WORK INSTRUCTIONS: Restate the whole of the material. Keep every word, and drop the pictures.

(Figure record listings)

• • • •

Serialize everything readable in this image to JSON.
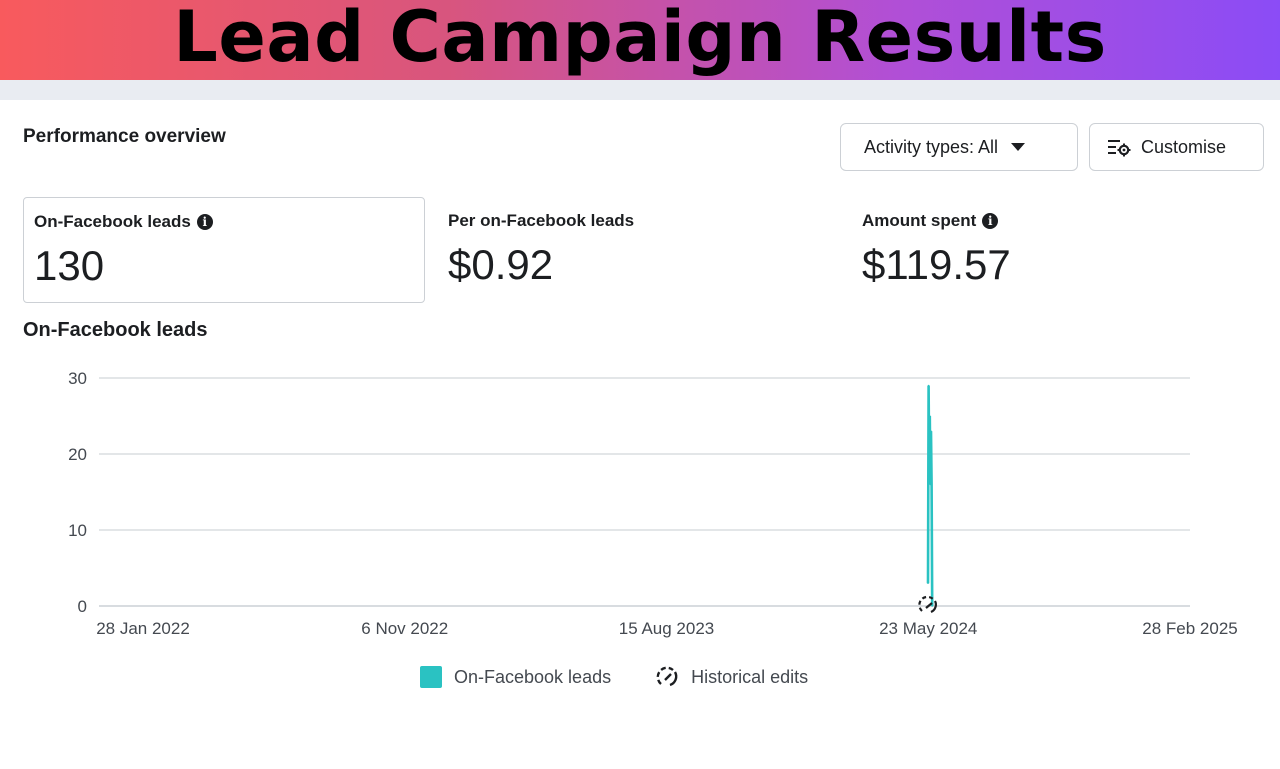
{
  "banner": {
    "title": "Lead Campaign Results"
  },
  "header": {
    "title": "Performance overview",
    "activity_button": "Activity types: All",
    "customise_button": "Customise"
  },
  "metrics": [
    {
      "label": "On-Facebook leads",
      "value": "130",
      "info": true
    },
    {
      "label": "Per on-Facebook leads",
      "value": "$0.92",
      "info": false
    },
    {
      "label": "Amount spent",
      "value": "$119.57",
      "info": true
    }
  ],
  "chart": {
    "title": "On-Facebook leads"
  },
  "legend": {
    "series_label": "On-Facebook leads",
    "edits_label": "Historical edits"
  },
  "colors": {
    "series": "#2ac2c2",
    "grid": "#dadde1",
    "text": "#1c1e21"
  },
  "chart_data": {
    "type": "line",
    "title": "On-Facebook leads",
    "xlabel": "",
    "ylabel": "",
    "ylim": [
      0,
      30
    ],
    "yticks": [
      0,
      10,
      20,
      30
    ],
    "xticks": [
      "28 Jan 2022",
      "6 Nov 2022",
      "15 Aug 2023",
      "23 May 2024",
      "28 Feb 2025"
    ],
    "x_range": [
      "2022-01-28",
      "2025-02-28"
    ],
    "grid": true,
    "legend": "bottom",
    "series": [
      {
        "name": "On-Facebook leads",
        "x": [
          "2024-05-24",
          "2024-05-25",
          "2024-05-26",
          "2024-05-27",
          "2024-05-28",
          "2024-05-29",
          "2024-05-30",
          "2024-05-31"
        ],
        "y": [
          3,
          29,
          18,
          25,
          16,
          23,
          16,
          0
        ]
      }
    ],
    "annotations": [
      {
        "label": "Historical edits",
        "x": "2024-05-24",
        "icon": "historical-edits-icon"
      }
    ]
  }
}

• • • •

RESPONSE BELOW:
Serialize everything readable in this image to JSON.
{
  "banner": {
    "title": "Lead Campaign Results"
  },
  "header": {
    "title": "Performance overview",
    "activity_button": "Activity types: All",
    "customise_button": "Customise"
  },
  "metrics": [
    {
      "label": "On-Facebook leads",
      "value": "130",
      "info": true
    },
    {
      "label": "Per on-Facebook leads",
      "value": "$0.92",
      "info": false
    },
    {
      "label": "Amount spent",
      "value": "$119.57",
      "info": true
    }
  ],
  "chart": {
    "title": "On-Facebook leads"
  },
  "legend": {
    "series_label": "On-Facebook leads",
    "edits_label": "Historical edits"
  },
  "colors": {
    "series": "#2ac2c2",
    "grid": "#dadde1",
    "text": "#1c1e21"
  },
  "chart_data": {
    "type": "line",
    "title": "On-Facebook leads",
    "xlabel": "",
    "ylabel": "",
    "ylim": [
      0,
      30
    ],
    "yticks": [
      0,
      10,
      20,
      30
    ],
    "xticks": [
      "28 Jan 2022",
      "6 Nov 2022",
      "15 Aug 2023",
      "23 May 2024",
      "28 Feb 2025"
    ],
    "x_range": [
      "2022-01-28",
      "2025-02-28"
    ],
    "grid": true,
    "legend": "bottom",
    "series": [
      {
        "name": "On-Facebook leads",
        "x": [
          "2024-05-24",
          "2024-05-25",
          "2024-05-26",
          "2024-05-27",
          "2024-05-28",
          "2024-05-29",
          "2024-05-30",
          "2024-05-31"
        ],
        "y": [
          3,
          29,
          18,
          25,
          16,
          23,
          16,
          0
        ]
      }
    ],
    "annotations": [
      {
        "label": "Historical edits",
        "x": "2024-05-24",
        "icon": "historical-edits-icon"
      }
    ]
  }
}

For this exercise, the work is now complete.